→ PROBLEM DESCRIPTION:
The complete listing should be restated exactly.

Chart and figure data:
================

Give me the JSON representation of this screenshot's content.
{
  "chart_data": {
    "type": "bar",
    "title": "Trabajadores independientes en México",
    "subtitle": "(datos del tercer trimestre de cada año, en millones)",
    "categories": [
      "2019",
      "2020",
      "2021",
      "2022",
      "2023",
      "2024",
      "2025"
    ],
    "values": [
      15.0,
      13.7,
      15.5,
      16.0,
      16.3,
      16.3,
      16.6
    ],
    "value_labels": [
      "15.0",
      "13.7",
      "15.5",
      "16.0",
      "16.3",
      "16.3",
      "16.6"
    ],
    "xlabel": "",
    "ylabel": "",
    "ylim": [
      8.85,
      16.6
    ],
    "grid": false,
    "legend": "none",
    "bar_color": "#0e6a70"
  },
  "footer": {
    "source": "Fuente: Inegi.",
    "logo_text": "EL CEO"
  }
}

================

→ OUTPUT OF THE EXERCISE:
Give me the JSON representation of this screenshot's content.
{
  "chart_data": {
    "type": "bar",
    "title": "Trabajadores independientes en México",
    "subtitle": "(datos del tercer trimestre de cada año, en millones)",
    "categories": [
      "2019",
      "2020",
      "2021",
      "2022",
      "2023",
      "2024",
      "2025"
    ],
    "values": [
      15.0,
      13.7,
      15.5,
      16.0,
      16.3,
      16.3,
      16.6
    ],
    "value_labels": [
      "15.0",
      "13.7",
      "15.5",
      "16.0",
      "16.3",
      "16.3",
      "16.6"
    ],
    "xlabel": "",
    "ylabel": "",
    "ylim": [
      8.85,
      16.6
    ],
    "grid": false,
    "legend": "none",
    "bar_color": "#0e6a70"
  },
  "footer": {
    "source": "Fuente: Inegi.",
    "logo_text": "EL CEO"
  }
}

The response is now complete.